Show all lines from the listing below that contain "Saved".

* **Part of a data file**

·····

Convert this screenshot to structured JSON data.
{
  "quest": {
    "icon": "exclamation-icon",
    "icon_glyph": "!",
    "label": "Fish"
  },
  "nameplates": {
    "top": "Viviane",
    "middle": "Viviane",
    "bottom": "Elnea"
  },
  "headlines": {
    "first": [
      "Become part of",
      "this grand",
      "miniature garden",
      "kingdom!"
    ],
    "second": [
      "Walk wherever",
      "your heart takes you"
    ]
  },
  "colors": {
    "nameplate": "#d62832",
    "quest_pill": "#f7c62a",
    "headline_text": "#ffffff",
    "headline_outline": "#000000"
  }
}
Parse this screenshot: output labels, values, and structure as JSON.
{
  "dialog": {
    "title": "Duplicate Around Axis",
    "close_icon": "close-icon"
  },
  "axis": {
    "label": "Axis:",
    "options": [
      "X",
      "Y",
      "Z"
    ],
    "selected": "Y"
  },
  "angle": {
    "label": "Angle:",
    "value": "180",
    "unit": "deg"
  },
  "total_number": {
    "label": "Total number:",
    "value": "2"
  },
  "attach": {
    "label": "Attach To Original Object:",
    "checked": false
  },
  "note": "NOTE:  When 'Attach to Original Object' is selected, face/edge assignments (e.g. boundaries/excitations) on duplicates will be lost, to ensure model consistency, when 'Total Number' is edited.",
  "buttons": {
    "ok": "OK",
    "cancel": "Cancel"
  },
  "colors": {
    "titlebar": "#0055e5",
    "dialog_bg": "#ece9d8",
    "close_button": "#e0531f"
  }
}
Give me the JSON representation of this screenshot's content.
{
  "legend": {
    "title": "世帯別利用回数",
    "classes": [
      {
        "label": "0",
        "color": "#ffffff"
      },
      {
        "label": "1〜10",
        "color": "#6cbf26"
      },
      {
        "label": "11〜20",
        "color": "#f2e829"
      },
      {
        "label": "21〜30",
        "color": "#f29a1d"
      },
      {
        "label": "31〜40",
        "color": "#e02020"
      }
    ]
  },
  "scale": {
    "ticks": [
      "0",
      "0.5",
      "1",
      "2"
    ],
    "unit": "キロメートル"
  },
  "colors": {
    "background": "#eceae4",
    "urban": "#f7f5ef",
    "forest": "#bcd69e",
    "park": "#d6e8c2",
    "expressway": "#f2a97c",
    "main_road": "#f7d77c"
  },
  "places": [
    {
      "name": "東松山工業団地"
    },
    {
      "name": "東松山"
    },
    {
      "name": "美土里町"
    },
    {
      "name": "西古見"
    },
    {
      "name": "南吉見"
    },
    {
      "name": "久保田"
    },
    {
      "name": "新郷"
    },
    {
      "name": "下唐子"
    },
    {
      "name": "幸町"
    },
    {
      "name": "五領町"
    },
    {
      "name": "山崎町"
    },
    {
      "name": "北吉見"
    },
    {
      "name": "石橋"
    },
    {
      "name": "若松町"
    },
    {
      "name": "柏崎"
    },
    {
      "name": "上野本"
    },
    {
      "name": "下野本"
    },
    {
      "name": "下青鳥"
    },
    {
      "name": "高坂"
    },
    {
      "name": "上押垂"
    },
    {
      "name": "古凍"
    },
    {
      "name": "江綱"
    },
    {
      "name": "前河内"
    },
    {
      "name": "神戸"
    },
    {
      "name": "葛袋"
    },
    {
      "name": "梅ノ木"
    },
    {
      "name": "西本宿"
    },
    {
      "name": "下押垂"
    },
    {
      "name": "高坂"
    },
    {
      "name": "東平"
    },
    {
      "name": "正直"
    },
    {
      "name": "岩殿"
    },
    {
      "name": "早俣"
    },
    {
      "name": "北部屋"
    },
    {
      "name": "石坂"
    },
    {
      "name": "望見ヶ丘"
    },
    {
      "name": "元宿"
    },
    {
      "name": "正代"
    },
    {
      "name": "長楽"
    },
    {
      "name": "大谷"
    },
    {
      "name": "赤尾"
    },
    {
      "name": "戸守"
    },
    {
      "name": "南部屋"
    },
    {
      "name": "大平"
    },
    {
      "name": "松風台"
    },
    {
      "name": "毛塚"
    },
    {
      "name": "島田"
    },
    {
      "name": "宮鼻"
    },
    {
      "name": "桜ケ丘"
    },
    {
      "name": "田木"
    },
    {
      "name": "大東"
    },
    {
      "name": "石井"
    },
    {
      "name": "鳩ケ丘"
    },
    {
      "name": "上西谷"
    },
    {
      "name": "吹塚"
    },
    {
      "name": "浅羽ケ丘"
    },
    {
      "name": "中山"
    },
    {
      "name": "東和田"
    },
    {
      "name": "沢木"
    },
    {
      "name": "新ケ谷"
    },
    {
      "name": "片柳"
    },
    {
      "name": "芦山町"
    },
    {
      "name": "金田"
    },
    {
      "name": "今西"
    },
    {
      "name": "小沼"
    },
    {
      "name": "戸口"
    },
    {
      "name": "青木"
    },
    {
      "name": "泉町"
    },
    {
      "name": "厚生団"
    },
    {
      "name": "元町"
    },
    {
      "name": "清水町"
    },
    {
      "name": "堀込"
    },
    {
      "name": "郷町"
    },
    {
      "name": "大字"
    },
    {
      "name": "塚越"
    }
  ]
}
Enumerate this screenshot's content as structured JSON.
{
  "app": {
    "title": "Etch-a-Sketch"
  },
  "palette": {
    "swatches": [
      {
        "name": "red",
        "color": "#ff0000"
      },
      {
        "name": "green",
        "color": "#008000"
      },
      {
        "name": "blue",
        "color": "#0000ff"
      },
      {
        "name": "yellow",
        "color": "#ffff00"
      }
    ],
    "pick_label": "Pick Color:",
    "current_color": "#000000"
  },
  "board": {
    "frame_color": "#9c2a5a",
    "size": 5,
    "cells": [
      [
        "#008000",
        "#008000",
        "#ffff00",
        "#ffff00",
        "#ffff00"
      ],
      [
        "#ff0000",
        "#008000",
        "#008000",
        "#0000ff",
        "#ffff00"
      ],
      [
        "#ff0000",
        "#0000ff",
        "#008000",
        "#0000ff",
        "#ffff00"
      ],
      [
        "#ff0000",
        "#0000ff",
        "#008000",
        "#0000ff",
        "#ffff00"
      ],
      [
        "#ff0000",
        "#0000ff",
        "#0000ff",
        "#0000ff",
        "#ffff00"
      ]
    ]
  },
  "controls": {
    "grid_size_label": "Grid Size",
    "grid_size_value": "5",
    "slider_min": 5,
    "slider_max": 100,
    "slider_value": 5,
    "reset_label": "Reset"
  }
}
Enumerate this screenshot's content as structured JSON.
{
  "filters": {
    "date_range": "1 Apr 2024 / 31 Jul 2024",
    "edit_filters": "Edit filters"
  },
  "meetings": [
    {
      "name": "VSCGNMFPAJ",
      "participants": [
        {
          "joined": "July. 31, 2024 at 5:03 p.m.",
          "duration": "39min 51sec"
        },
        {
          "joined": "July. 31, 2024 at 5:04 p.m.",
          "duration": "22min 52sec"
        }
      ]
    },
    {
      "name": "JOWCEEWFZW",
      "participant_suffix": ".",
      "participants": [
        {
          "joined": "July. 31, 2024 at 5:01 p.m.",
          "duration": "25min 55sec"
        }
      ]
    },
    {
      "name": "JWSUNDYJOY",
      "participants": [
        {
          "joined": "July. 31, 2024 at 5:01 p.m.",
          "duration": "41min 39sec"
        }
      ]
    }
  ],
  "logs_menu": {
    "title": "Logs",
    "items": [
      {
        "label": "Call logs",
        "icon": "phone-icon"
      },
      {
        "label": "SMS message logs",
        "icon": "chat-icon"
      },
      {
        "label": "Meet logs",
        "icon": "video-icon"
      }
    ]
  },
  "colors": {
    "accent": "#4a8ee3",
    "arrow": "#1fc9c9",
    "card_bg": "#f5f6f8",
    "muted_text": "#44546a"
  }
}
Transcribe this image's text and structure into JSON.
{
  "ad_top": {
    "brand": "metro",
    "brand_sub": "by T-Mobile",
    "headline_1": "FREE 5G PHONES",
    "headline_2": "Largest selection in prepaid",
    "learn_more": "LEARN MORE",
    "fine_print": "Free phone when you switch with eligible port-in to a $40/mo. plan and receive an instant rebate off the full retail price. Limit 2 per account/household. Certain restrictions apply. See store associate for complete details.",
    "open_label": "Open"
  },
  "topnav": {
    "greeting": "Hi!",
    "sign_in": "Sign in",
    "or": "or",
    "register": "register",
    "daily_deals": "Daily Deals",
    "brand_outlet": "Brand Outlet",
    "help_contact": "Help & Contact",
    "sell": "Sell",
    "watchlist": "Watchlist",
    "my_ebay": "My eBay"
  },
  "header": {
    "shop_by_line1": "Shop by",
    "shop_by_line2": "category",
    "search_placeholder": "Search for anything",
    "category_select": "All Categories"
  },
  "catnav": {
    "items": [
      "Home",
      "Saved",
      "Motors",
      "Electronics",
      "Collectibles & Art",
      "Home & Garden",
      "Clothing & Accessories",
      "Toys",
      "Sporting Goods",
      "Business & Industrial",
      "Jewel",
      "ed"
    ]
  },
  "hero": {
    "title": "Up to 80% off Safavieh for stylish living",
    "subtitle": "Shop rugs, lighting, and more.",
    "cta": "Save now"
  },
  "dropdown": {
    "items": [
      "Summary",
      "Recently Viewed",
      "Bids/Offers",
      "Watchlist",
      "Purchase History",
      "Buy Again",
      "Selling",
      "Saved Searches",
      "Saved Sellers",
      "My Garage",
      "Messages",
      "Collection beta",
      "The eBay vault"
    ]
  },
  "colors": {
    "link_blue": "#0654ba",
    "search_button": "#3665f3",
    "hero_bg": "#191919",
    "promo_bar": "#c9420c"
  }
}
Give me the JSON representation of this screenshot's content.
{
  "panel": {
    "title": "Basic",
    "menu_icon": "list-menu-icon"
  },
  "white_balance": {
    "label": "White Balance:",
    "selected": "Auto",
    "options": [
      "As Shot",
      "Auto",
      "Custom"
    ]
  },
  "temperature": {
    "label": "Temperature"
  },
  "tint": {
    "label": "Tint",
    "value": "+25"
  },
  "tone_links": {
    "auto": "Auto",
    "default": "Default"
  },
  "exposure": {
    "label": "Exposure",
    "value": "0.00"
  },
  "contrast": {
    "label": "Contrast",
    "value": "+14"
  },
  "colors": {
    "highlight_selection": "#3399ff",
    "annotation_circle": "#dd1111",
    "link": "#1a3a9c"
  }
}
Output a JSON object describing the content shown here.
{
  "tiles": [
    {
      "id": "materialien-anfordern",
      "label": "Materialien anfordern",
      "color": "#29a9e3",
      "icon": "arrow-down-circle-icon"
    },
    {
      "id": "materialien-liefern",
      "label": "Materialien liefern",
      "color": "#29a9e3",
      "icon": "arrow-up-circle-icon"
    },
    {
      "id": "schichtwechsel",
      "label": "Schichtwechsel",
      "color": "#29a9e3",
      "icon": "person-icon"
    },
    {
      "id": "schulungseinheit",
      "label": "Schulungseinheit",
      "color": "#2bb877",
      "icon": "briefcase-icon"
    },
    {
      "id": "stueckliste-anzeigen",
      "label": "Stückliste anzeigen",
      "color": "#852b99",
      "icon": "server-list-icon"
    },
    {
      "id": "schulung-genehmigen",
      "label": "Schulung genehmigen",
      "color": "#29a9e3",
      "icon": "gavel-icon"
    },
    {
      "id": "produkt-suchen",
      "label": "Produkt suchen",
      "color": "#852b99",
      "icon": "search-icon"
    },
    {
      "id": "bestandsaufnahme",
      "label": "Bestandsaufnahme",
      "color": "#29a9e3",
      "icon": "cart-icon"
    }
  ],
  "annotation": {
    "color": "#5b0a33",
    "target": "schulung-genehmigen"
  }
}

·····

* **Reply**
      "Saved",
      "Saved Searches",
      "Saved Sellers",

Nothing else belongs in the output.